Show every line below where "Муромцева" appears.

[Excerpts from a figure dataset]
========================================================================

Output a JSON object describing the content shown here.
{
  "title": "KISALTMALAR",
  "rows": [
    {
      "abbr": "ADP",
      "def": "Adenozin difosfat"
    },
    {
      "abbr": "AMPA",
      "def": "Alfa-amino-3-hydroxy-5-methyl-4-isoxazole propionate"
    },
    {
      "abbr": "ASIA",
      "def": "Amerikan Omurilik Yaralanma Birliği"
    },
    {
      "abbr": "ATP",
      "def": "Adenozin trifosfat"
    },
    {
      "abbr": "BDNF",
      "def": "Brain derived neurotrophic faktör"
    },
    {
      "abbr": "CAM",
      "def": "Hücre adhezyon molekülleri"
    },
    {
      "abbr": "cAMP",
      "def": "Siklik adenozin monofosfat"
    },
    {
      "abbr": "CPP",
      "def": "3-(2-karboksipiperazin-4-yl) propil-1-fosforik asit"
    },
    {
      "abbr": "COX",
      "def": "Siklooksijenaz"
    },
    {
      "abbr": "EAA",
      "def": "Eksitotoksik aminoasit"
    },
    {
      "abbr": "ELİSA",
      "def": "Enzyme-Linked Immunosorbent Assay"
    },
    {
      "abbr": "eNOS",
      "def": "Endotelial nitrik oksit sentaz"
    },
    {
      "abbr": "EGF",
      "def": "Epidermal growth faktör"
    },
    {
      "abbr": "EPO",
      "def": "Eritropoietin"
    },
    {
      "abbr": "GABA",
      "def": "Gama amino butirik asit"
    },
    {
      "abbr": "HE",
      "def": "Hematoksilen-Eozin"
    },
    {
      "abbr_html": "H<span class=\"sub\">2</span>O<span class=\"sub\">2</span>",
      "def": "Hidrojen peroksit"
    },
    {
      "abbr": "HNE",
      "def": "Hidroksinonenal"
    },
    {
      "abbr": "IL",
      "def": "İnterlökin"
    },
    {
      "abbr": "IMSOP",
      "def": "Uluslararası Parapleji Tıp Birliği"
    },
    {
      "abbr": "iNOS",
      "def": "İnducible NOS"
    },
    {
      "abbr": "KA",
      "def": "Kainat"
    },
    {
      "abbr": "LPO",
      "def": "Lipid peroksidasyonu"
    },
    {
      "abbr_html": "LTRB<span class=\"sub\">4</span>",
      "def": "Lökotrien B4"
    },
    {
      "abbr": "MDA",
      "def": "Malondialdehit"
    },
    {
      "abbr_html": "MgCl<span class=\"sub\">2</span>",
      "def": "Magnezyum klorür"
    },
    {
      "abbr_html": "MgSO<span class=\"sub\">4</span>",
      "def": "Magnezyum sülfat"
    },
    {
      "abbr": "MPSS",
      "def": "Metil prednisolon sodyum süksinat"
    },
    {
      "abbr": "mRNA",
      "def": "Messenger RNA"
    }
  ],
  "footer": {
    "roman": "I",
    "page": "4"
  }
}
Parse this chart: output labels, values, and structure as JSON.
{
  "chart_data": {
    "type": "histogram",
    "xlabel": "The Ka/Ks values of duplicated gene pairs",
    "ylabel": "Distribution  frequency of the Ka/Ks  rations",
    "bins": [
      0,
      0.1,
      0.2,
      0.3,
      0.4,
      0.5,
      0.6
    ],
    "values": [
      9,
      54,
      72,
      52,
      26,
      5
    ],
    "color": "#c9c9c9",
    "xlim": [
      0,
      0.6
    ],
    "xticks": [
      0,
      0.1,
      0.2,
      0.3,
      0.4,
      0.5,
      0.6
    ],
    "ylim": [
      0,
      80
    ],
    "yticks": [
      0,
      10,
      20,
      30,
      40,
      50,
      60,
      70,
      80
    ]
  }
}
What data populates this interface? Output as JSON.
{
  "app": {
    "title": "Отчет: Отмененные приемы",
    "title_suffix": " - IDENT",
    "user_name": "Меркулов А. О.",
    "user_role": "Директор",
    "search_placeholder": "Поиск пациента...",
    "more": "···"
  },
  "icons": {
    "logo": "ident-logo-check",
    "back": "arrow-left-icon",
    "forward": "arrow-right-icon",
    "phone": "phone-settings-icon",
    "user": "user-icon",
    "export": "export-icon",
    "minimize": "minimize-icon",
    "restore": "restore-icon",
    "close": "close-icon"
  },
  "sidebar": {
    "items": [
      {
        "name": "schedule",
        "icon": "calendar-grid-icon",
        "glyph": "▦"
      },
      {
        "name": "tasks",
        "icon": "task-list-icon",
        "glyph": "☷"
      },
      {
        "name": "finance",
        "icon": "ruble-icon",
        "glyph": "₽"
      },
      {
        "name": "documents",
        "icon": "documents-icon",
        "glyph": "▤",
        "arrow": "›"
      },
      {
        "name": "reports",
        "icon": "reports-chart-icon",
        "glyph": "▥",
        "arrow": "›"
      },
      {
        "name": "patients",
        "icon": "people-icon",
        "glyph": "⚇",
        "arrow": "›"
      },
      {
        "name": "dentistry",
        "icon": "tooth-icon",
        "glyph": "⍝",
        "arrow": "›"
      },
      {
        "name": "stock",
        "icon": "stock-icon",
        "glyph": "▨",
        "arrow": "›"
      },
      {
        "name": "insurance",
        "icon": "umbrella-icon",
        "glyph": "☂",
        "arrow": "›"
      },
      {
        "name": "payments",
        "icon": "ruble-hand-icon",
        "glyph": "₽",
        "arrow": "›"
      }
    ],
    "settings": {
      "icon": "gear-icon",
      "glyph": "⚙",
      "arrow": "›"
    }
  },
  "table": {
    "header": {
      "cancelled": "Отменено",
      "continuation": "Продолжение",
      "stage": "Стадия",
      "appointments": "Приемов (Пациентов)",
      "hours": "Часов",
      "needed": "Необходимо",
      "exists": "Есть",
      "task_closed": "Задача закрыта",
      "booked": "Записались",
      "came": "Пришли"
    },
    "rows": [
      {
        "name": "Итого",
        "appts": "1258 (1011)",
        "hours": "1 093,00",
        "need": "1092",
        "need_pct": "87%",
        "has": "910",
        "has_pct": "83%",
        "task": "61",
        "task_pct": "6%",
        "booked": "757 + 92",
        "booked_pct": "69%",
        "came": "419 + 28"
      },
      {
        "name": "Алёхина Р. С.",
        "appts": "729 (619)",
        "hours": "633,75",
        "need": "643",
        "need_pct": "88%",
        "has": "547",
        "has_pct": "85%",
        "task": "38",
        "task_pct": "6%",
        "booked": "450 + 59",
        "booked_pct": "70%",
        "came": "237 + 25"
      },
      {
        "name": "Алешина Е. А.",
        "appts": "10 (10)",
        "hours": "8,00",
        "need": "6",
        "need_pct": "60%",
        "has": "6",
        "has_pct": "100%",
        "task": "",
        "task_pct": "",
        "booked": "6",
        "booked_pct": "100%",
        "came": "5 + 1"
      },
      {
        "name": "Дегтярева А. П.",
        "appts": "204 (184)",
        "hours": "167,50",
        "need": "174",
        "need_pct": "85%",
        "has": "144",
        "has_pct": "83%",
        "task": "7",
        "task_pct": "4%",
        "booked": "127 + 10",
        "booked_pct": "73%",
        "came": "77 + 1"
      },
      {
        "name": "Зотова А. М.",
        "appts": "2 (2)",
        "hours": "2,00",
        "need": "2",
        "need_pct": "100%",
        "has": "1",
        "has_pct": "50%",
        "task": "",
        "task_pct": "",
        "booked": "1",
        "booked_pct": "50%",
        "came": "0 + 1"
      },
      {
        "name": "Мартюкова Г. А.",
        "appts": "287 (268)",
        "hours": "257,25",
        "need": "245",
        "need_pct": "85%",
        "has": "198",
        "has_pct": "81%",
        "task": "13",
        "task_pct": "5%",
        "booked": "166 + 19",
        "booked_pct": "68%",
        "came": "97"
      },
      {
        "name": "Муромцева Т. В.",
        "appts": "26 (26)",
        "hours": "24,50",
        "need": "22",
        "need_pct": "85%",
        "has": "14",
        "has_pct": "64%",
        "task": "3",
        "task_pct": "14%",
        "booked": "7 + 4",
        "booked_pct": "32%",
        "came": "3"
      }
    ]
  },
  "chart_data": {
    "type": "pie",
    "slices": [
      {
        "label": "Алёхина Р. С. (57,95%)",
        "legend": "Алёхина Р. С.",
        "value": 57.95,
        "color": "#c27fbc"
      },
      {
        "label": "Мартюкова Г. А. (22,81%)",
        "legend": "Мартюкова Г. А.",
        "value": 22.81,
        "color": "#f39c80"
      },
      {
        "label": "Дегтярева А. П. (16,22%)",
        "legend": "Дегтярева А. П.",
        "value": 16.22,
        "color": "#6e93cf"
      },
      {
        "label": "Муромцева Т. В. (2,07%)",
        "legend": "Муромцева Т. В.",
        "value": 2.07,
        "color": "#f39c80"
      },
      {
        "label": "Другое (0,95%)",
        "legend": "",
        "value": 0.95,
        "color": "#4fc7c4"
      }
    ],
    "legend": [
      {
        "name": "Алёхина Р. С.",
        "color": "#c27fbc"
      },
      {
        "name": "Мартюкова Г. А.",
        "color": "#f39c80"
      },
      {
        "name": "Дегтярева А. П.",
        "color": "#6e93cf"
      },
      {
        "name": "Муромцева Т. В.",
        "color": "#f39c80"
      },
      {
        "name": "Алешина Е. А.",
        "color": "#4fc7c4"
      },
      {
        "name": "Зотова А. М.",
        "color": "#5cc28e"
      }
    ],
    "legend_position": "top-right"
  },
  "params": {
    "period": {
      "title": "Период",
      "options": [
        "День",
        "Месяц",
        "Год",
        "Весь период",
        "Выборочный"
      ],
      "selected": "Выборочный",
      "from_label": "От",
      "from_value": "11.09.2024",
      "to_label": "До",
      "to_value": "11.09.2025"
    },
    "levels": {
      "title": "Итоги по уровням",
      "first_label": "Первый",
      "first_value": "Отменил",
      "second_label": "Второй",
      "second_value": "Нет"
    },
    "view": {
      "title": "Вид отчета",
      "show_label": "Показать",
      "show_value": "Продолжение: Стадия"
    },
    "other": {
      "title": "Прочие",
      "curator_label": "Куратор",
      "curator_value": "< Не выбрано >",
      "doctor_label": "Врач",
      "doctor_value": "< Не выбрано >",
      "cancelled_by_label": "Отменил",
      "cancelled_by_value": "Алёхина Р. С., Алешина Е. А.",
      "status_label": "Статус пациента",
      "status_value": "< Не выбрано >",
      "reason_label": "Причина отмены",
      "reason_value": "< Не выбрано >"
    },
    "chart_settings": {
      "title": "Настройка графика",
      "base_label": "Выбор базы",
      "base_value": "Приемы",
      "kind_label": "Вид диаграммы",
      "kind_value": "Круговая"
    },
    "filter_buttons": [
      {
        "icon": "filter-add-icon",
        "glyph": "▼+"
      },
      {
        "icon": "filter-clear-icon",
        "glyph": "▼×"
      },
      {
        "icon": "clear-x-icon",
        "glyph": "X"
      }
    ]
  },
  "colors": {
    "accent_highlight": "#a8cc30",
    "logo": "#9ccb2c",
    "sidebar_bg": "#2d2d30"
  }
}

========================================================================

- _WORKED SOLUTION_:
        "name": "Муромцева Т. В.",
        "label": "Муромцева Т. В. (2,07%)",
        "legend": "Муромцева Т. В.",
        "name": "Муромцева Т. В.",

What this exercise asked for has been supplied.